■ **Stated goal**
Determine the number of lines containing the word "earlyEventsToProcess". Reply with it and nothing else.
========
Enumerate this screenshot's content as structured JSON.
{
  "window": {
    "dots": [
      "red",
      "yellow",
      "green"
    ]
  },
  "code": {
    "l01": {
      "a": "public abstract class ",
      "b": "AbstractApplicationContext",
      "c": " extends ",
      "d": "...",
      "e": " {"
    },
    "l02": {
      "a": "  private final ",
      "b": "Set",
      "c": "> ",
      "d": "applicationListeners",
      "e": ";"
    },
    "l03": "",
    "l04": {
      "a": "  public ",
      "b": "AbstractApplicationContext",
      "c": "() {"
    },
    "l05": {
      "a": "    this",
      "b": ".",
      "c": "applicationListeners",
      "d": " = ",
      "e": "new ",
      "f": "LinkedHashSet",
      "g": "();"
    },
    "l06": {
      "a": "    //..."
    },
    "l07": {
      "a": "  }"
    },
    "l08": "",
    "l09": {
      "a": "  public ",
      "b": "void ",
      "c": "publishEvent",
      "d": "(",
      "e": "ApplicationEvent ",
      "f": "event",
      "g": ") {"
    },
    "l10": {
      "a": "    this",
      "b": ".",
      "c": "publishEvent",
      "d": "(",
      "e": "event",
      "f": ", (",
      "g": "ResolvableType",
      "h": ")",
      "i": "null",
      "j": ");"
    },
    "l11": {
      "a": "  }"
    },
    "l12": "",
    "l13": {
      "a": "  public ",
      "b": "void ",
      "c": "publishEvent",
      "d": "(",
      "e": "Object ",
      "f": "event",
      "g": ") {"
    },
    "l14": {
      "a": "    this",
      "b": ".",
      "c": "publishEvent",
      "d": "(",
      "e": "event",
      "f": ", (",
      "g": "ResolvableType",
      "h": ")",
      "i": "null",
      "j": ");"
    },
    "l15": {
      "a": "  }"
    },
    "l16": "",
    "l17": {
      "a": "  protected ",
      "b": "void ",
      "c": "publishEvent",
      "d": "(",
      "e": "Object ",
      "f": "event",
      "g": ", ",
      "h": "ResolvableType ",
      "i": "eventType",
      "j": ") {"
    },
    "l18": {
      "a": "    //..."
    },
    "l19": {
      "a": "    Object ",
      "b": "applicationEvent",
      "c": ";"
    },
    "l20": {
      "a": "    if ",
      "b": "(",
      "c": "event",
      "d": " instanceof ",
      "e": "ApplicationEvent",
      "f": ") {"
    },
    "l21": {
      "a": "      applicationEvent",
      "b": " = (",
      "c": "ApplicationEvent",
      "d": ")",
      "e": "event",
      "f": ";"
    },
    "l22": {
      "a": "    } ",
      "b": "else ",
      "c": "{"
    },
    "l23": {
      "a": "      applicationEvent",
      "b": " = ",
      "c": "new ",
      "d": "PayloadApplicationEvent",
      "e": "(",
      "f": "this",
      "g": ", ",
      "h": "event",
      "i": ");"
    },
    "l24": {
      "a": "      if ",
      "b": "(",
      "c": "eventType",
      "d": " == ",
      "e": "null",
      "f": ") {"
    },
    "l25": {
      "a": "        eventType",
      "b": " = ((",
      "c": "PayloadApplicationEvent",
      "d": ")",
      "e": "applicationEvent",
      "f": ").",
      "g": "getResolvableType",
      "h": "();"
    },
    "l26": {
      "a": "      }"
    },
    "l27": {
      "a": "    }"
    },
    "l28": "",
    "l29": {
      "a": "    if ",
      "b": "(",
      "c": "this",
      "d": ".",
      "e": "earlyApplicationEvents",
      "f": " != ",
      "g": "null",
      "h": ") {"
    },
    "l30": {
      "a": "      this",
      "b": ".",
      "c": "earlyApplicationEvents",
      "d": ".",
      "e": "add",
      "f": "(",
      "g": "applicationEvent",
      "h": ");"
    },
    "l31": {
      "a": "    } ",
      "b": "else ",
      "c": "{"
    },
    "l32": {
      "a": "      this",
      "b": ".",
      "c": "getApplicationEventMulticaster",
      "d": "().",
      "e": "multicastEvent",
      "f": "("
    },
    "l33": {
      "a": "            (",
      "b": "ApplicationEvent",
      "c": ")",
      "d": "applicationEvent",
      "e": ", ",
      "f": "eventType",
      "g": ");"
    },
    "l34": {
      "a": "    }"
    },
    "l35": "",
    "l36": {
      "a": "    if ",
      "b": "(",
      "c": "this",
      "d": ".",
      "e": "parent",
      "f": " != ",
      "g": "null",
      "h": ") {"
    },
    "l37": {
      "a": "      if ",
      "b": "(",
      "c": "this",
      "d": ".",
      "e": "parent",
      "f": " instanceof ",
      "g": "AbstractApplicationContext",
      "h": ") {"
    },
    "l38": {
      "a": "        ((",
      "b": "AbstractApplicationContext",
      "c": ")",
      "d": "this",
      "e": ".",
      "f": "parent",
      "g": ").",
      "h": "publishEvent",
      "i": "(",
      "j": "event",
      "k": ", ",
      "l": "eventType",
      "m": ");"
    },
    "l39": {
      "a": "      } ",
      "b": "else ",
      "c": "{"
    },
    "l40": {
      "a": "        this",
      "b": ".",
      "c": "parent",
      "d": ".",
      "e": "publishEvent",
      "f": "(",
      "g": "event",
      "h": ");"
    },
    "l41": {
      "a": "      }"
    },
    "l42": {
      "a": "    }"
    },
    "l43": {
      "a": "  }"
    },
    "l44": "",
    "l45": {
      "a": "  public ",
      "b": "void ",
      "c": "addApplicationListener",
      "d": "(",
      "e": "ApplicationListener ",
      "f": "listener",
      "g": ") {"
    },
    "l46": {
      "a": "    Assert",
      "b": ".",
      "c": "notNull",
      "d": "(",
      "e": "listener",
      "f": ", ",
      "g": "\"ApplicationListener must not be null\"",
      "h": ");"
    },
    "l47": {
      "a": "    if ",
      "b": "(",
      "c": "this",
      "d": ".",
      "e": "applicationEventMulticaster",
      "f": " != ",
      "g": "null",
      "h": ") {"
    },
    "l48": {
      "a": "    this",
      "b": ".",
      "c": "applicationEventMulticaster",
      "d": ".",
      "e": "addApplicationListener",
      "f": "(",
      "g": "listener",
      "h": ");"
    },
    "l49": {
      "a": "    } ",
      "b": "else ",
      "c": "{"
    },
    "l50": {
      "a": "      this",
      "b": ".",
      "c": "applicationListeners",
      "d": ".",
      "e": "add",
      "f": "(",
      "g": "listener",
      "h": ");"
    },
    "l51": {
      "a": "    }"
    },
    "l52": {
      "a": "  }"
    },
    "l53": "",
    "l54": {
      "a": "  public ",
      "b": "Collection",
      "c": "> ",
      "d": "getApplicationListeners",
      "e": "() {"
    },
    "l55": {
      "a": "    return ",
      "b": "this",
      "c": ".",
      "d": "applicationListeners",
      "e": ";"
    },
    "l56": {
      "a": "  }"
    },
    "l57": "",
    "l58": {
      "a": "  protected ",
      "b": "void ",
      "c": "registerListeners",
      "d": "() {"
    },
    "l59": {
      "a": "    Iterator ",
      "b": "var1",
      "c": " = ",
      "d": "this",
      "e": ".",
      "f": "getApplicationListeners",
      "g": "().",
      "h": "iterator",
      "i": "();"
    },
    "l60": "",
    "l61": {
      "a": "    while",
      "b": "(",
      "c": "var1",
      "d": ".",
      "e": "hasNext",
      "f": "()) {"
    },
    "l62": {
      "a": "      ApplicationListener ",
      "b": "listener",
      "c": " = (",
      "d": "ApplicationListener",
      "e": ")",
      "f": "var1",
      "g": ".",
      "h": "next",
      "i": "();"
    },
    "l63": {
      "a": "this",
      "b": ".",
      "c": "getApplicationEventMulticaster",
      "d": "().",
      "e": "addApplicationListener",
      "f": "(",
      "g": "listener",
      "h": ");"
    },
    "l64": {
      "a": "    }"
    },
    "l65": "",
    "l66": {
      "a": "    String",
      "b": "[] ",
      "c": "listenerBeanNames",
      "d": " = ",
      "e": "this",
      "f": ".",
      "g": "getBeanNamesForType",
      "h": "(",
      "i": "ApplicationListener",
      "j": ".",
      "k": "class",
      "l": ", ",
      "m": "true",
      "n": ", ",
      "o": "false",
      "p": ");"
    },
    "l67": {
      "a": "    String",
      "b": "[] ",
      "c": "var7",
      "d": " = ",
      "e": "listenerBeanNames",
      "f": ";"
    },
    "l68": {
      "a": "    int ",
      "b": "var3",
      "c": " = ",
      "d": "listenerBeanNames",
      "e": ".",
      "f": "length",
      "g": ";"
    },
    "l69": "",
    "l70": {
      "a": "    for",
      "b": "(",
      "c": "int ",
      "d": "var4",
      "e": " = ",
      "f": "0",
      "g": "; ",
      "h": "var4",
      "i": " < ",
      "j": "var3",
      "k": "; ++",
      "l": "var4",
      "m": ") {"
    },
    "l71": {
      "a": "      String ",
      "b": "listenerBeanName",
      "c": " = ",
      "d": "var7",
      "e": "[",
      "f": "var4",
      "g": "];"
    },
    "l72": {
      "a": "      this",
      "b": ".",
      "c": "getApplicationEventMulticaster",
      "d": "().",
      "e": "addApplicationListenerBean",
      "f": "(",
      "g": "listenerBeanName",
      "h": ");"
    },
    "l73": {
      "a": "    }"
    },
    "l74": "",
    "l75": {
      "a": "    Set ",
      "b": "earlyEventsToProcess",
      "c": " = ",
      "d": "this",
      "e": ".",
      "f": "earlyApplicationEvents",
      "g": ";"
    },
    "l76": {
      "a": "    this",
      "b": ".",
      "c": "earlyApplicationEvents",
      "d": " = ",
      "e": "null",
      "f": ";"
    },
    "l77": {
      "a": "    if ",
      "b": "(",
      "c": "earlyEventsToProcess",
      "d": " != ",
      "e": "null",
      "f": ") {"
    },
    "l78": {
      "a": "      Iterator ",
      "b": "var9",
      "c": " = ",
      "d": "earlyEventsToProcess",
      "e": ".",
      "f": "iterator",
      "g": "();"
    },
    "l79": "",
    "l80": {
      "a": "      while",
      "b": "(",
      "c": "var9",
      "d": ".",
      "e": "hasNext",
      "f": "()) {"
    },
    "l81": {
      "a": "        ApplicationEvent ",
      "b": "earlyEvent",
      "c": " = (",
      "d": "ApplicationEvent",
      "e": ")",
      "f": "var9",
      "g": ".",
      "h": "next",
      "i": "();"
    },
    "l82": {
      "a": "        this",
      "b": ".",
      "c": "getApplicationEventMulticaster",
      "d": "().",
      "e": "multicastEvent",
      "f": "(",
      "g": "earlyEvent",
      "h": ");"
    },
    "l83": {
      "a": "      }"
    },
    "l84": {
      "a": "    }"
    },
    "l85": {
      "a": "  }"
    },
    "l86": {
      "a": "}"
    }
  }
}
========
■ **Response for this exercise**
3